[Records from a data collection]
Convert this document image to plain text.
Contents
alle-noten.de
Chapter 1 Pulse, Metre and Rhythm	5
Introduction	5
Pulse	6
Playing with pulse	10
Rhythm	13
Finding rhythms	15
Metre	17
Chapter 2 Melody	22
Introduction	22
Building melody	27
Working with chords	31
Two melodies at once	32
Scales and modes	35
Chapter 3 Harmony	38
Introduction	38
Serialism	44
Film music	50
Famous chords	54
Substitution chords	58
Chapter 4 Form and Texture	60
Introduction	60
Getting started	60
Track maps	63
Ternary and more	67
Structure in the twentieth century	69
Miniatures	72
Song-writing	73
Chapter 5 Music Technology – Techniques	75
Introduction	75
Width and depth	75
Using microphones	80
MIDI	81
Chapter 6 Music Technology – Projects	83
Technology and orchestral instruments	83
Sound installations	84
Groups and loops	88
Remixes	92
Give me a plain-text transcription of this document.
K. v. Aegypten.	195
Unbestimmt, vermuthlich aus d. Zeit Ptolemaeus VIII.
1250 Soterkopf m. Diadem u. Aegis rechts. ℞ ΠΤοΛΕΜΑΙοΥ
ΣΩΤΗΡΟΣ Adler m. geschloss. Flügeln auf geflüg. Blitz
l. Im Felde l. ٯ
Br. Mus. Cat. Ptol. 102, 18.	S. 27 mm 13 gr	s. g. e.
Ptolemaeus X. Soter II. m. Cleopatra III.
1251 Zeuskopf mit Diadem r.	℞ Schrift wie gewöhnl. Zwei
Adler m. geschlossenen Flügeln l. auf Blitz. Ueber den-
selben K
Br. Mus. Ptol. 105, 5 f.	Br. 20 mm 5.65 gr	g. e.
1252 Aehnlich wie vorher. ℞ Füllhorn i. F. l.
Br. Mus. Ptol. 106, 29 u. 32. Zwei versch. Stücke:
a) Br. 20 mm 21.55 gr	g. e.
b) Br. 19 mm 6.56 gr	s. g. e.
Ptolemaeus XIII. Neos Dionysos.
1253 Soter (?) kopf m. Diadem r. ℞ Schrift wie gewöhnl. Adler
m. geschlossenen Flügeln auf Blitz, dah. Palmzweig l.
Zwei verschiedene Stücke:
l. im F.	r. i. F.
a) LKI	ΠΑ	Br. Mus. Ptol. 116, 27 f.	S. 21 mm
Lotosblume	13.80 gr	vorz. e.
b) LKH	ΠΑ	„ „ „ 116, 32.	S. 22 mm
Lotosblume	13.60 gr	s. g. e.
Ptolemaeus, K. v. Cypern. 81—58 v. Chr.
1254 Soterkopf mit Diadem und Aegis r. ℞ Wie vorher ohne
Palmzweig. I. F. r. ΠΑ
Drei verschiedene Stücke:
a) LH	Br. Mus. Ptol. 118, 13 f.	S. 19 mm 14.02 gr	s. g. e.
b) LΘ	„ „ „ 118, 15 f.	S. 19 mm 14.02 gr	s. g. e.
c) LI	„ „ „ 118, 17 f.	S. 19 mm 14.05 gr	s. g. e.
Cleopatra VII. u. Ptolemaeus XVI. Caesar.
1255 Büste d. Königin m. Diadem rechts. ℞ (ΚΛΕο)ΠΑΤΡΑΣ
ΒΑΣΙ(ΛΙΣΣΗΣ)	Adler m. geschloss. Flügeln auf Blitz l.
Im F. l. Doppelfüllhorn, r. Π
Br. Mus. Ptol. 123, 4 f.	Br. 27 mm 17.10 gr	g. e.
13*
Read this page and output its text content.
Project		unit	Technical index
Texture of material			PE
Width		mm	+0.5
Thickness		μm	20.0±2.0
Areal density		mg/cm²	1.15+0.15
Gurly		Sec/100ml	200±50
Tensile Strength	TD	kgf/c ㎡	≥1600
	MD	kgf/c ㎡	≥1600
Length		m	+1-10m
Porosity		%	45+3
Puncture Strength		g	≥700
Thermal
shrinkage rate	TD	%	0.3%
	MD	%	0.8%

## [Short exercise]
Repeat the data above, word for word.

## [Exercise result]
Convert this document image to plain text.
Contents
alle-noten.de
Chapter 1 Pulse, Metre and Rhythm	5
Introduction	5
Pulse	6
Playing with pulse	10
Rhythm	13
Finding rhythms	15
Metre	17
Chapter 2 Melody	22
Introduction	22
Building melody	27
Working with chords	31
Two melodies at once	32
Scales and modes	35
Chapter 3 Harmony	38
Introduction	38
Serialism	44
Film music	50
Famous chords	54
Substitution chords	58
Chapter 4 Form and Texture	60
Introduction	60
Getting started	60
Track maps	63
Ternary and more	67
Structure in the twentieth century	69
Miniatures	72
Song-writing	73
Chapter 5 Music Technology – Techniques	75
Introduction	75
Width and depth	75
Using microphones	80
MIDI	81
Chapter 6 Music Technology – Projects	83
Technology and orchestral instruments	83
Sound installations	84
Groups and loops	88
Remixes	92
Give me a plain-text transcription of this document.
K. v. Aegypten.	195
Unbestimmt, vermuthlich aus d. Zeit Ptolemaeus VIII.
1250 Soterkopf m. Diadem u. Aegis rechts. ℞ ΠΤοΛΕΜΑΙοΥ
ΣΩΤΗΡΟΣ Adler m. geschloss. Flügeln auf geflüg. Blitz
l. Im Felde l. ٯ
Br. Mus. Cat. Ptol. 102, 18.	S. 27 mm 13 gr	s. g. e.
Ptolemaeus X. Soter II. m. Cleopatra III.
1251 Zeuskopf mit Diadem r.	℞ Schrift wie gewöhnl. Zwei
Adler m. geschlossenen Flügeln l. auf Blitz. Ueber den-
selben K
Br. Mus. Ptol. 105, 5 f.	Br. 20 mm 5.65 gr	g. e.
1252 Aehnlich wie vorher. ℞ Füllhorn i. F. l.
Br. Mus. Ptol. 106, 29 u. 32. Zwei versch. Stücke:
a) Br. 20 mm 21.55 gr	g. e.
b) Br. 19 mm 6.56 gr	s. g. e.
Ptolemaeus XIII. Neos Dionysos.
1253 Soter (?) kopf m. Diadem r. ℞ Schrift wie gewöhnl. Adler
m. geschlossenen Flügeln auf Blitz, dah. Palmzweig l.
Zwei verschiedene Stücke:
l. im F.	r. i. F.
a) LKI	ΠΑ	Br. Mus. Ptol. 116, 27 f.	S. 21 mm
Lotosblume	13.80 gr	vorz. e.
b) LKH	ΠΑ	„ „ „ 116, 32.	S. 22 mm
Lotosblume	13.60 gr	s. g. e.
Ptolemaeus, K. v. Cypern. 81—58 v. Chr.
1254 Soterkopf mit Diadem und Aegis r. ℞ Wie vorher ohne
Palmzweig. I. F. r. ΠΑ
Drei verschiedene Stücke:
a) LH	Br. Mus. Ptol. 118, 13 f.	S. 19 mm 14.02 gr	s. g. e.
b) LΘ	„ „ „ 118, 15 f.	S. 19 mm 14.02 gr	s. g. e.
c) LI	„ „ „ 118, 17 f.	S. 19 mm 14.05 gr	s. g. e.
Cleopatra VII. u. Ptolemaeus XVI. Caesar.
1255 Büste d. Königin m. Diadem rechts. ℞ (ΚΛΕο)ΠΑΤΡΑΣ
ΒΑΣΙ(ΛΙΣΣΗΣ)	Adler m. geschloss. Flügeln auf Blitz l.
Im F. l. Doppelfüllhorn, r. Π
Br. Mus. Ptol. 123, 4 f.	Br. 27 mm 17.10 gr	g. e.
13*
Read this page and output its text content.
Project		unit	Technical index
Texture of material			PE
Width		mm	+0.5
Thickness		μm	20.0±2.0
Areal density		mg/cm²	1.15+0.15
Gurly		Sec/100ml	200±50
Tensile Strength	TD	kgf/c ㎡	≥1600
	MD	kgf/c ㎡	≥1600
Length		m	+1-10m
Porosity		%	45+3
Puncture Strength		g	≥700
Thermal
shrinkage rate	TD	%	0.3%
	MD	%	0.8%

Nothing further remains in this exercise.